_Exercise requirements_
a. Answer these questions about the forum discussion of published D&D settings:
(i) Why is the place called Ten Towns?
(ii) What is the second item in the numbered list of examples?
(iii) Which groups or places are named as ones a character can have deep ties to without making anything up?
b. Duplicate the part of the forum discussion of D&D settings that opens with the words containing "No. I really, really" and closes with "using the setting.".
c. Finish out the next part of the forum discussion of D&D settings, picking up after its last sentence.

____ Document passage

Many of them. It's called Demihumans many, few or none. There were a lot of vague populations without specific number. Those would include Dragonborn, Tieflings, Goliaths, Tortles, Loxodon and any others you want.

That and the lore is so sparse that you could literally drop a village of (insert race here) into almost any country and nothing is disrupted.
 

No. I really, really can't. What dragonborn community is within a hundred miles of Phandelver? Saltmarsh? The Free City of Greyhawk? Waterdeep? What Tiefling community exists within the same circles? In canon if you please. Make stuff up is certainly an answer. Sure. We're all capable of doing that. But, again, I don't want to just make stuff up. What's the point of playing a published setting if I have to just "make stuff up"?

The whole point of using a published setting is that I DON'T make stuff up. I use what's there. I leverage the connections built into the setting.

I want to leverage what is already there. I don't want to make stuff up. If I'm going to just make stuff up, I might as well not bother using the setting.
You don't need a dragonborn community to have deep ties to the area, populations, governments, factions, etc. And all without making anything up. You can have deep ties to Harpers, The Lord's Alliance, Zhentil Keep or wherever and whatever is already written.
 

It's not called Eleven towns. It's Ten Towns because that's all that are there.
In these kinds of remote locations, one can have small communities of different cultures coexisting near each other, even speaking different languages.

There can be the Ten Towns all sharing the same culture and government, and in the middle of it a Dragonborn subglacial city-state with its own pandragon culture speaking Draconic and forming its own local government. I would have the Silver-White Dragonborn in a region neighboring the Ten Towns, but they would still be near enough for traderoutes and so on.
 

I am not sure I understand what you are saying here.

Any number (literally) of things could make a theoretical new setting unique. The only constraint is "if it is in 5.5E, it is in this setting" -- just like Eberron did with 3.5. it doesn't mean the setting would be limited to that, or that it somehow had to use all the adventures and stuff that came before.
give me a hard example of what you who add, or subtract which would make your new setting unique. The realms has freaking everything. here are some my examples.
1. One set of gods for everyone. With any other gods being npc accessible only. So, if I say Greek only. Then Tiamat is only available for dragon cultists.
2. 5 playable species only.
3. No Darkvision.
 

In these kinds of remote locations, one can have small communities of different cultures coexisting near each other, even speaking different languages.

________
____ Data supplied

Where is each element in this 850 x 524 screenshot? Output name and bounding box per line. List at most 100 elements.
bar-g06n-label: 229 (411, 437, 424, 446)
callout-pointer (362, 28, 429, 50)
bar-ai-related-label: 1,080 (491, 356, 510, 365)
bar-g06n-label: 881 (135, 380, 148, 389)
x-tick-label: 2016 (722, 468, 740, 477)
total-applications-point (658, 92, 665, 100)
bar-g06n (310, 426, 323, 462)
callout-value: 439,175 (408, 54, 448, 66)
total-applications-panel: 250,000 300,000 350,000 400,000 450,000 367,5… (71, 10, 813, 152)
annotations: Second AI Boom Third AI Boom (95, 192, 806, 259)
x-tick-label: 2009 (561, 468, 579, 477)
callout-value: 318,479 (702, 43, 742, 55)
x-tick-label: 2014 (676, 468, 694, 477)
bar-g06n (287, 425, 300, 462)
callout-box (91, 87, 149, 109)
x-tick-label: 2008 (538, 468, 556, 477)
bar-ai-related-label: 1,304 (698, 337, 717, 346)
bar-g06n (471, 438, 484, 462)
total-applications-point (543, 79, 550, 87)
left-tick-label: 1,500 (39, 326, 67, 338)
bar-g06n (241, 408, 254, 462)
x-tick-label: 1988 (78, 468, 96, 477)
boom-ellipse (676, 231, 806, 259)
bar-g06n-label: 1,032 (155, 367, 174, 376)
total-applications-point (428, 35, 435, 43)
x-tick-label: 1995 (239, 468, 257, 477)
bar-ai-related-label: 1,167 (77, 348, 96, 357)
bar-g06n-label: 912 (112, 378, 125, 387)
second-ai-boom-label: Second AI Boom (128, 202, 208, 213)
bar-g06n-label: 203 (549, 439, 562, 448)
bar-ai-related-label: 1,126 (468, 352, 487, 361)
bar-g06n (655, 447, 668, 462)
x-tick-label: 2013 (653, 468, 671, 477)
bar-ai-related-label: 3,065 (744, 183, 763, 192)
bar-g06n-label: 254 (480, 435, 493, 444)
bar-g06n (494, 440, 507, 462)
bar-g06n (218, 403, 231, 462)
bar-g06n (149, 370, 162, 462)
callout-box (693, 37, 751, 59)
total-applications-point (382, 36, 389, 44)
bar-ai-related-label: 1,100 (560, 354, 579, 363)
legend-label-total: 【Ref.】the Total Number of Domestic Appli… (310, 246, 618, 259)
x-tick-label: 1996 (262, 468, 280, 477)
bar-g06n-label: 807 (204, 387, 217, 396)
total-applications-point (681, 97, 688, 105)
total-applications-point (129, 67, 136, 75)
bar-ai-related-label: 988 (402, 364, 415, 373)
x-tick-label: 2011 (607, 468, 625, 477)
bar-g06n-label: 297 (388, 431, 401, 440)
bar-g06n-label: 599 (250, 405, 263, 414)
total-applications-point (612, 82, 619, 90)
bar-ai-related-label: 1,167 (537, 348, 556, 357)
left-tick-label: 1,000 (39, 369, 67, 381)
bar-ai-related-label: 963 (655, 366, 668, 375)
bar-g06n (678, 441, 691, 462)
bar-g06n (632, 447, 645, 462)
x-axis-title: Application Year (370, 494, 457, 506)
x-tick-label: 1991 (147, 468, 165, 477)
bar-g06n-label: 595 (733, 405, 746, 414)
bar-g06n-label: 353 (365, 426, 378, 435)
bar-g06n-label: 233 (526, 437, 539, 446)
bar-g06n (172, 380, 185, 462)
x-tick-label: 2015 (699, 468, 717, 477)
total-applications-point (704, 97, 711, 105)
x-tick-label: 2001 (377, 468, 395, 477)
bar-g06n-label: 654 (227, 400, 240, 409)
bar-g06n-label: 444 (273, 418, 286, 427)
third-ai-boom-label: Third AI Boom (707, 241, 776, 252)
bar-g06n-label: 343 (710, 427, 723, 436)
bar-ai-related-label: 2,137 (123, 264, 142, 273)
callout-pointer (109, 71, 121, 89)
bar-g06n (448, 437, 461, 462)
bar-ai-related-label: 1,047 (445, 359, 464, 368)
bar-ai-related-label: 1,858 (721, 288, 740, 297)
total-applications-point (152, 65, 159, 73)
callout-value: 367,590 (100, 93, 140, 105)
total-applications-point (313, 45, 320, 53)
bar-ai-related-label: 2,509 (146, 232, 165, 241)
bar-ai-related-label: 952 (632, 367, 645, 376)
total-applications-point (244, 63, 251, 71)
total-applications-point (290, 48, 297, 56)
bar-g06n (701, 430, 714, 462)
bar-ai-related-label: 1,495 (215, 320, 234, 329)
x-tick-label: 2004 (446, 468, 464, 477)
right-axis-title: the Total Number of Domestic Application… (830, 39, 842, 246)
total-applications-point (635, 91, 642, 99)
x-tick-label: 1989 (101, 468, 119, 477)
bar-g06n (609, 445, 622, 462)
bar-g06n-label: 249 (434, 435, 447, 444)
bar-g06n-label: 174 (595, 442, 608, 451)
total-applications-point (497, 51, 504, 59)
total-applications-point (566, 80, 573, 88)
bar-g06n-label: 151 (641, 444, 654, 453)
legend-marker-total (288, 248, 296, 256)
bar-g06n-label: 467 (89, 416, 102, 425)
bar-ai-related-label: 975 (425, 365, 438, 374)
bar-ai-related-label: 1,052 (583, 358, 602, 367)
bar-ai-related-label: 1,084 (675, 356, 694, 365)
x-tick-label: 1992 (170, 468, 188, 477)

________

_Answers in order_
a.
(i) Because that's all the towns that are there.
(ii) 5 playable species only.
(iii) Harpers, The Lord's Alliance, and Zhentil Keep.

b.
No. I really, really can't. What dragonborn community is within a hundred miles of Phandelver? Saltmarsh? The Free City of Greyhawk? Waterdeep? What Tiefling community exists within the same circles? In canon if you please. Make stuff up is certainly an answer. Sure. We're all capable of doing that. But, again, I don't want to just make stuff up. What's the point of playing a published setting if I have to just "make stuff up"?

The whole point of using a published setting is that I DON'T make stuff up. I use what's there. I leverage the connections built into the setting.

I want to leverage what is already there. I don't want to make stuff up. If I'm going to just make stuff up, I might as well not bother using the setting.

c.
There can be the Ten Towns all sharing the same culture and government, and in the middle of it a Dragonborn subglacial city-state with its own pandragon culture speaking Draconic and forming its own local government. I would have the Silver-White Dragonborn in a region neighboring the Ten Towns, but they would still be near enough for traderoutes and so on.
The ten towns don't share the same culture. And the loose confederation they form isn't really "the government." Each town also governs itself.
 

No. I really, really can't. What dragonborn community is within a hundred miles of Phandelver? Saltmarsh? The Free City of Greyhawk? Waterdeep? What Tiefling community exists within the same circles? In canon if you please. Make stuff up is certainly an answer. Sure. We're all capable of doing that. But, again, I don't want to just make stuff up. What's the point of playing a published setting if I have to just "make stuff up"?

The whole point of using a published setting is that I DON'T make stuff up. I use what's there. I leverage the connections built into the setting.

I want to leverage what is already there. I don't want to make stuff up. If I'm going to just make stuff up, I might as well not bother using the setting.
Side question to all this: are we only worried about the 10 PHB species or do we also want tabaxi nations, haregon villages, and the Triton population of Waterdeep?
 

give me a hard example of what you who add, or subtract which would make your new setting unique. The realms has freaking everything. here are some my examples.
1. One set of gods for everyone. With any other gods being npc accessible only. So, if I say Greek only. Then Tiamat is only available for dragon cultists.
2. 5 playable species only.
3. No Darkvision.
I am not positing a setting. I am saying D&D 5.5 should have a setting made specifically for it. I think we can all imagine what sorts of elements might be incorporated intoa setting to make it unique while still allowing for "if it is in the 5.5 core books, it is in this setting." Settings I have created for 5E and 5.5E that fit the bill (all made for convention campaigns) include one where the gods have fallen to the earth and are powerful boss monsters, one where some species are local and the rest colonizers, and one in which the PCs are reverse dungeon delvers, returning looted objects to their proper tombs, vaults, etc.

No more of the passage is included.